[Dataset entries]
## begin

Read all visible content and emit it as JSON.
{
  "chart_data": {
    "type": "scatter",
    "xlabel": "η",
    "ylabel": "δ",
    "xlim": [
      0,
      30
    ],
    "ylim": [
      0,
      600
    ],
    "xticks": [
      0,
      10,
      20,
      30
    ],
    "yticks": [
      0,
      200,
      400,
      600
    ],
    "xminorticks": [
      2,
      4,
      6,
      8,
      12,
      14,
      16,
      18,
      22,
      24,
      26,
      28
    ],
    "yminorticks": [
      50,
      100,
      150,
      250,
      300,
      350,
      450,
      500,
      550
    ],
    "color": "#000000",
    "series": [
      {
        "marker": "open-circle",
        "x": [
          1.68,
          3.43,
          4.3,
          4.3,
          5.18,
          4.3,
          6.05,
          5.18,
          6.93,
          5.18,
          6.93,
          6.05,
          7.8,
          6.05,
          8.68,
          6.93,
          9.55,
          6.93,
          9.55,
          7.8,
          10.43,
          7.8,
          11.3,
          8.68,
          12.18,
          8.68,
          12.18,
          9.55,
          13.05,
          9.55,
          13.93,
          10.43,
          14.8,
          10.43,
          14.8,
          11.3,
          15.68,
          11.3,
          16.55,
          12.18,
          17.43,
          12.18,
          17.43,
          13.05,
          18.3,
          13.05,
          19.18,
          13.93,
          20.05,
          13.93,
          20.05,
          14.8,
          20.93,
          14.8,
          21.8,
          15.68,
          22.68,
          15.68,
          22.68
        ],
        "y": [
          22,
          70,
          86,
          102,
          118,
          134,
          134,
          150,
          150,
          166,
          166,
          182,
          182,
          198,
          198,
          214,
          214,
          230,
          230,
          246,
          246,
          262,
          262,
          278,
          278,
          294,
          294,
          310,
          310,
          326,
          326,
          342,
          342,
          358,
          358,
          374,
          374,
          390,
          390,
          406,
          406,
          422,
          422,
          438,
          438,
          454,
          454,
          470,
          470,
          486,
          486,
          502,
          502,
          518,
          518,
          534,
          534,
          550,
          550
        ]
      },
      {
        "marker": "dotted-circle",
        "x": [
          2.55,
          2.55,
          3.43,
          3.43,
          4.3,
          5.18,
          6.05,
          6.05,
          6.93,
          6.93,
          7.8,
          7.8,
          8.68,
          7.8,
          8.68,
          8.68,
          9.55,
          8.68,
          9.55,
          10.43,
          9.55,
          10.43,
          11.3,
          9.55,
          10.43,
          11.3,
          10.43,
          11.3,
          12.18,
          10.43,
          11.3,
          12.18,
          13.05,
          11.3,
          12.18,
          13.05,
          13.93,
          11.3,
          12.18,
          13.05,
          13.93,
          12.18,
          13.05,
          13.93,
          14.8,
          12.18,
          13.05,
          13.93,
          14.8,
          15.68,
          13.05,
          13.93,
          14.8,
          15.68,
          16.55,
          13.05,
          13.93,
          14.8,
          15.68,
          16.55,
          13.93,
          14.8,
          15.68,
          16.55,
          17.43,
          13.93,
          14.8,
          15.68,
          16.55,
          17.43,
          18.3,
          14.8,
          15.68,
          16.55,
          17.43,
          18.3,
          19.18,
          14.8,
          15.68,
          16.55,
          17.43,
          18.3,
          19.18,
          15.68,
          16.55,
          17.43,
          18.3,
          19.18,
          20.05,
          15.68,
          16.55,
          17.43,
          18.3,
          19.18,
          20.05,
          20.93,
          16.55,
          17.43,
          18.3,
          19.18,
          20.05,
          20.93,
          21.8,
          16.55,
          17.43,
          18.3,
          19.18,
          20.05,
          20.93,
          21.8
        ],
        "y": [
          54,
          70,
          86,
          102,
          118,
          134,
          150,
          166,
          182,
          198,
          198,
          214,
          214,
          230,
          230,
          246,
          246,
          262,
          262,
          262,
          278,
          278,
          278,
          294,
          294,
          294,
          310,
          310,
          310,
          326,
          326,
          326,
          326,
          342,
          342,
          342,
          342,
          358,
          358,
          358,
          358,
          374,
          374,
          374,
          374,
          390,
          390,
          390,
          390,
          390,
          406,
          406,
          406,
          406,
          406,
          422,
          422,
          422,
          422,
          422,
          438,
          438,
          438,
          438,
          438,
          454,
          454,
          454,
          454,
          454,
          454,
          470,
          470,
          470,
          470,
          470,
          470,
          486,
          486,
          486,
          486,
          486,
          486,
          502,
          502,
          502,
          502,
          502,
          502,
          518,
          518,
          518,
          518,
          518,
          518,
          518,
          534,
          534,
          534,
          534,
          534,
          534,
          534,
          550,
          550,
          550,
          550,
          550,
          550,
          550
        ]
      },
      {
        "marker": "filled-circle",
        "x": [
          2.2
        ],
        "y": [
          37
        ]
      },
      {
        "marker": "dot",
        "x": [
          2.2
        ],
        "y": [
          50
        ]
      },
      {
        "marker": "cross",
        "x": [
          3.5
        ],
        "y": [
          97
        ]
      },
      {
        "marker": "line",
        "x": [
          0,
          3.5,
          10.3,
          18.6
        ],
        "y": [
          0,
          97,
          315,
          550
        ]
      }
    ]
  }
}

## end

Among the entries above, how many lines hold the string "circle"? Respond with nothing but the number.

3